** START OF Extracted records **
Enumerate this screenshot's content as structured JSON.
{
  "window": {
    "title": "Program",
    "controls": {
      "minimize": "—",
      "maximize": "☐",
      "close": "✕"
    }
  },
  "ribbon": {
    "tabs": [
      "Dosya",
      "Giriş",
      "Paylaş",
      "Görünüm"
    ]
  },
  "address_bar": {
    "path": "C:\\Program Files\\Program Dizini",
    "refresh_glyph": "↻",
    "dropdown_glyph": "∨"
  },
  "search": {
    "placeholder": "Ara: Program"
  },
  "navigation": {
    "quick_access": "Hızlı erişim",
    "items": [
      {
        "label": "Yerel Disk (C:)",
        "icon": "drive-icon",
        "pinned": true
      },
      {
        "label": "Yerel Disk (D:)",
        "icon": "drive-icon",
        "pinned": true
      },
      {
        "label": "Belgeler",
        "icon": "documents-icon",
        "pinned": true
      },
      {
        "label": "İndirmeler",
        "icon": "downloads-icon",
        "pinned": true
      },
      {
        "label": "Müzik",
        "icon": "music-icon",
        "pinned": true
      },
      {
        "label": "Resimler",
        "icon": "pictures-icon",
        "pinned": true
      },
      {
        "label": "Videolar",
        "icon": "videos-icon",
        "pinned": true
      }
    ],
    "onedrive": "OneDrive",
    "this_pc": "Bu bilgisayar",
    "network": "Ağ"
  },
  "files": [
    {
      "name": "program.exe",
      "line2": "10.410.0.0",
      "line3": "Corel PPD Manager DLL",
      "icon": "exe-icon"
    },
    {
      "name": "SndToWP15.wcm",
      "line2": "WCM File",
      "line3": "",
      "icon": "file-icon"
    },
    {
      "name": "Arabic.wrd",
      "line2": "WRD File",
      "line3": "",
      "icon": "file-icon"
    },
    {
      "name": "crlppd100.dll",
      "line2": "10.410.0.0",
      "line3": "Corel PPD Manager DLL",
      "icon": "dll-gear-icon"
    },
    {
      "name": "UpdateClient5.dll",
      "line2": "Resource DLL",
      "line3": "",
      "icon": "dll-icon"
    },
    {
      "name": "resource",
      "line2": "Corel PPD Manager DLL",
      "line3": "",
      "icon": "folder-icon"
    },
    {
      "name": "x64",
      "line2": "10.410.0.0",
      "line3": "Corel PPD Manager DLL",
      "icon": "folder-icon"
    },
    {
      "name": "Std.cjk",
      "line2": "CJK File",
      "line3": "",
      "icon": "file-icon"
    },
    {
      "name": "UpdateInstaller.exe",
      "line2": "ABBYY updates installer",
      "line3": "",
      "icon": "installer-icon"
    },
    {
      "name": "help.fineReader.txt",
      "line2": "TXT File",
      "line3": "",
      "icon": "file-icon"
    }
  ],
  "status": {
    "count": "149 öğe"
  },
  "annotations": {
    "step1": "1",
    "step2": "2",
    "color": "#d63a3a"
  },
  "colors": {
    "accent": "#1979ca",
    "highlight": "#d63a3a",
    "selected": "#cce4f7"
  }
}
** END OF Extracted records **
Every line holding "Disk" should be copied out.

        "label": "Yerel Disk (C:)",
        "label": "Yerel Disk (D:)",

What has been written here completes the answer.